Task goal. Find the number of lines in these records where the word "kind" appears. Reply with that number and nothing more.
--- Task inputs ---
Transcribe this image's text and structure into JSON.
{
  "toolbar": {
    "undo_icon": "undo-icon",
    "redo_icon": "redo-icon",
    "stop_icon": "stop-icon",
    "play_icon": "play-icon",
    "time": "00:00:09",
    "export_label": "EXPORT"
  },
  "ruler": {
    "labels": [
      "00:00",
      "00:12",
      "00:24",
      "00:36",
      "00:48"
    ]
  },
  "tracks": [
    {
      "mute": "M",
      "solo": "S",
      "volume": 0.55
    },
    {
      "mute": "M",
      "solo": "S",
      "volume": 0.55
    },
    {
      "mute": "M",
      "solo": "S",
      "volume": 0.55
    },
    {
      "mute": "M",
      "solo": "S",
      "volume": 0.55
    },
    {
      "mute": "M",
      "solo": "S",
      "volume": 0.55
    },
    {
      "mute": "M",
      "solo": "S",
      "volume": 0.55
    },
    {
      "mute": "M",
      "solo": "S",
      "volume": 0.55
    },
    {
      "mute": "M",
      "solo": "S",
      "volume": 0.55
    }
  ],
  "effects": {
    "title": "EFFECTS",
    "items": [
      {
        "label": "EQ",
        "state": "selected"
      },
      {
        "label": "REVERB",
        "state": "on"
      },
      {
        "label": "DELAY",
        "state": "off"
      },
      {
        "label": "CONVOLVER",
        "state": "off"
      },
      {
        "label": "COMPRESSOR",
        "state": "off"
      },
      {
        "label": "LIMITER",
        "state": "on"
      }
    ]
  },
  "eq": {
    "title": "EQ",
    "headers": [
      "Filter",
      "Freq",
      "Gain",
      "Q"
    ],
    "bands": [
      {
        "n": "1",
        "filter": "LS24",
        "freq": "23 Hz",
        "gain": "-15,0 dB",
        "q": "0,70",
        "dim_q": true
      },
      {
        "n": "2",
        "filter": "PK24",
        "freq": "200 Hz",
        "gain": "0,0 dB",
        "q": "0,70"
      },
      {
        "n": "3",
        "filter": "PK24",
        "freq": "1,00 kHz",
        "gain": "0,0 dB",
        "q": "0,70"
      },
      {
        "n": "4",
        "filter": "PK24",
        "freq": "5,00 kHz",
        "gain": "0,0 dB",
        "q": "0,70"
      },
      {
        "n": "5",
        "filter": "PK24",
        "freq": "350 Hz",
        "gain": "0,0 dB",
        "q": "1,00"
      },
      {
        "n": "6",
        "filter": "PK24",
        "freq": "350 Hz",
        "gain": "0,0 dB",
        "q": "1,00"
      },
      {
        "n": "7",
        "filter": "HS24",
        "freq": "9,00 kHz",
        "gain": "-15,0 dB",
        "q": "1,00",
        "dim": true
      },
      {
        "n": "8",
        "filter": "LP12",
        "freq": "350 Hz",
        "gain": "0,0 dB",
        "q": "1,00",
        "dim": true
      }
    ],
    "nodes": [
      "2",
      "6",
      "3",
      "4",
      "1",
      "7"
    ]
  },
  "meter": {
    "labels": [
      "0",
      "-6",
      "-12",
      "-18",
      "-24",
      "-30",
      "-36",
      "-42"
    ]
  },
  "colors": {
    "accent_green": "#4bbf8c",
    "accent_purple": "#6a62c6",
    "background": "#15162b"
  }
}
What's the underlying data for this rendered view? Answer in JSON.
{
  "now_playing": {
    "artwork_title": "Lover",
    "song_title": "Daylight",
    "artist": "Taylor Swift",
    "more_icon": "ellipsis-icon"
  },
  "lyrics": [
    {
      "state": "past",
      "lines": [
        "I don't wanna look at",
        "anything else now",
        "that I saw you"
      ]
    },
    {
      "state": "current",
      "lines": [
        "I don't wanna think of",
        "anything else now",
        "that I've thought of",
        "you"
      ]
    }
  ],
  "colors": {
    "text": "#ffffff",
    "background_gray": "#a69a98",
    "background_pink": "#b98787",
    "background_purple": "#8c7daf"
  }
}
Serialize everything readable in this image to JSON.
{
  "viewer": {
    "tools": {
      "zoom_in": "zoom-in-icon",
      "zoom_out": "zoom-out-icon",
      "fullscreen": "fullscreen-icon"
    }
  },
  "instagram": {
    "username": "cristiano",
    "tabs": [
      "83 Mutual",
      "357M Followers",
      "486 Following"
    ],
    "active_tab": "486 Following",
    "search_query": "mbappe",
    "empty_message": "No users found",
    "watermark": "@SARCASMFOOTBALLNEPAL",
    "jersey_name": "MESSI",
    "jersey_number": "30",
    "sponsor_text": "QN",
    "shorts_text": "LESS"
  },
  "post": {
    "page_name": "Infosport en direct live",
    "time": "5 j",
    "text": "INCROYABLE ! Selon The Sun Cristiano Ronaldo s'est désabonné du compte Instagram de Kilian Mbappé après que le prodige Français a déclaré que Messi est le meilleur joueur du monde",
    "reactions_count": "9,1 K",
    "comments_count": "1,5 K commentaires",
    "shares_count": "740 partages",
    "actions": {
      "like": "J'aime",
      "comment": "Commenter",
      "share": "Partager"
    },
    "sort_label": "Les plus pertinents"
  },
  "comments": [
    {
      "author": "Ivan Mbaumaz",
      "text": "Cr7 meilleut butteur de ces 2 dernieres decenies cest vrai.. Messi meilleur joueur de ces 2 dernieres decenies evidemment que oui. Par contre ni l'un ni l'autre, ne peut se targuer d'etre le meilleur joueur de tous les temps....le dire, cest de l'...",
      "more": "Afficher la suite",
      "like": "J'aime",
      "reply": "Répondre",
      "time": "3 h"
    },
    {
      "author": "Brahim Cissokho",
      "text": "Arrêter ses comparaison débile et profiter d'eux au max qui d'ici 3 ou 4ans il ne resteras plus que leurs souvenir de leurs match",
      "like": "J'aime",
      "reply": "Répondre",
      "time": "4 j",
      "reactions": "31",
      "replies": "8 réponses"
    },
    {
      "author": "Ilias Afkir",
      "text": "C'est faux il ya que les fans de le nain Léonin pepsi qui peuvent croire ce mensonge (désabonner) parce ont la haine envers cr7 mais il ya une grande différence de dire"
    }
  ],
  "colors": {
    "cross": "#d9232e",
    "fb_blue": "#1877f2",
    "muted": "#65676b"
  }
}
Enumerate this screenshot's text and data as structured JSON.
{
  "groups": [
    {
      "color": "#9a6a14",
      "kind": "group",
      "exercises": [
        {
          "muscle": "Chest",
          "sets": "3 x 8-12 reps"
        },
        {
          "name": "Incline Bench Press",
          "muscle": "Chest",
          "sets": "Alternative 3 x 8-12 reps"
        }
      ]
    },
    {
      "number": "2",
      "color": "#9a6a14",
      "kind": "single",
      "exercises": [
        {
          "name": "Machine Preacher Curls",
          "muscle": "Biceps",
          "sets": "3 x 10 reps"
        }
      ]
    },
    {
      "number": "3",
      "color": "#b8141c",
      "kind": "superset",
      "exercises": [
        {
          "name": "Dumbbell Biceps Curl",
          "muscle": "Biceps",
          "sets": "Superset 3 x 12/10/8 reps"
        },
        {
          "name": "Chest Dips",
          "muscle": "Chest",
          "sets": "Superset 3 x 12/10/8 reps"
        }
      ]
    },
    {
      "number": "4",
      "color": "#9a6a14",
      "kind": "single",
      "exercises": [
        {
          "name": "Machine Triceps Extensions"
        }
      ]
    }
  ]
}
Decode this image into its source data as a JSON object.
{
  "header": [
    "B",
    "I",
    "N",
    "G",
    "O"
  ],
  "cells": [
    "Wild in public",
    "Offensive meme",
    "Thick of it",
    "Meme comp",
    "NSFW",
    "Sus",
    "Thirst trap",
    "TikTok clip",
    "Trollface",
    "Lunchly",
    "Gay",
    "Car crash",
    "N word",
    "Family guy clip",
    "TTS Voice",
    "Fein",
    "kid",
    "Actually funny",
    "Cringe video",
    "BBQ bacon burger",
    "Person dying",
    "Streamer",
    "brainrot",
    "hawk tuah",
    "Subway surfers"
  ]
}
---
Result. 4